→ PROBLEM TO WORK ON: Go through the entries below and print each one exactly, leaving out pictures.

→ GIVEN INFORMATION:
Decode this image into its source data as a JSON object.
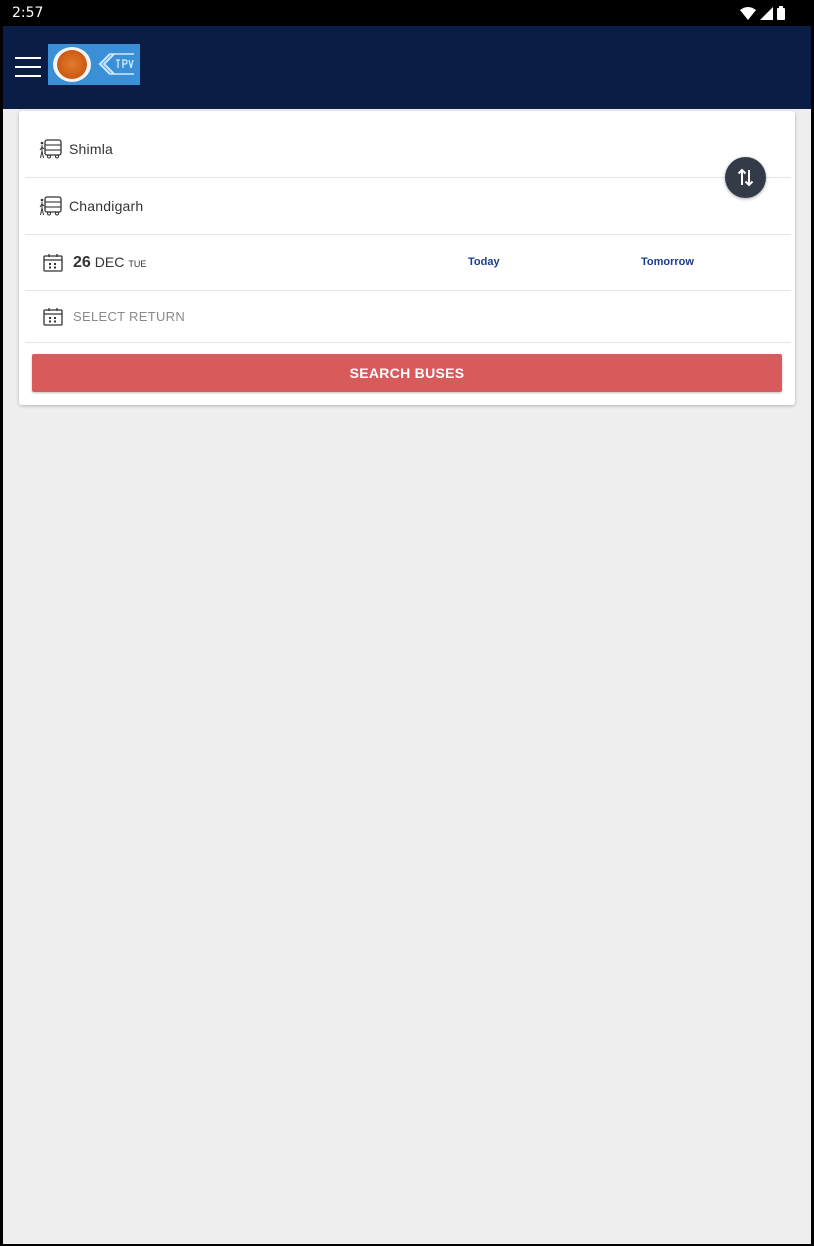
{
  "status_bar": {
    "time": "2:57",
    "icons": [
      "wifi-icon",
      "signal-icon",
      "battery-icon"
    ]
  },
  "app_bar": {
    "menu_icon": "hamburger-menu-icon",
    "logo": "hrtc-logo"
  },
  "search_form": {
    "from_city": "Shimla",
    "to_city": "Chandigarh",
    "journey_date": {
      "day": "26",
      "month": "DEC",
      "weekday": "TUE"
    },
    "quick_dates": {
      "today": "Today",
      "tomorrow": "Tomorrow"
    },
    "return_placeholder": "SELECT RETURN",
    "search_button": "SEARCH BUSES",
    "swap_icon": "swap-arrows-icon",
    "bus_icon": "bus-stop-icon",
    "calendar_icon": "calendar-icon"
  },
  "colors": {
    "app_bar": "#0a1e45",
    "search_button": "#d85a5a",
    "link_text": "#1b3c8c",
    "swap_button": "#333a48",
    "background": "#eeeeee"
  }
}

→ SOLUTION TO THE PROBLEM:
Decode this image into its source data as a JSON object.
{
  "status_bar": {
    "time": "2:57",
    "icons": [
      "wifi-icon",
      "signal-icon",
      "battery-icon"
    ]
  },
  "app_bar": {
    "menu_icon": "hamburger-menu-icon",
    "logo": "hrtc-logo"
  },
  "search_form": {
    "from_city": "Shimla",
    "to_city": "Chandigarh",
    "journey_date": {
      "day": "26",
      "month": "DEC",
      "weekday": "TUE"
    },
    "quick_dates": {
      "today": "Today",
      "tomorrow": "Tomorrow"
    },
    "return_placeholder": "SELECT RETURN",
    "search_button": "SEARCH BUSES",
    "swap_icon": "swap-arrows-icon",
    "bus_icon": "bus-stop-icon",
    "calendar_icon": "calendar-icon"
  },
  "colors": {
    "app_bar": "#0a1e45",
    "search_button": "#d85a5a",
    "link_text": "#1b3c8c",
    "swap_button": "#333a48",
    "background": "#eeeeee"
  }
}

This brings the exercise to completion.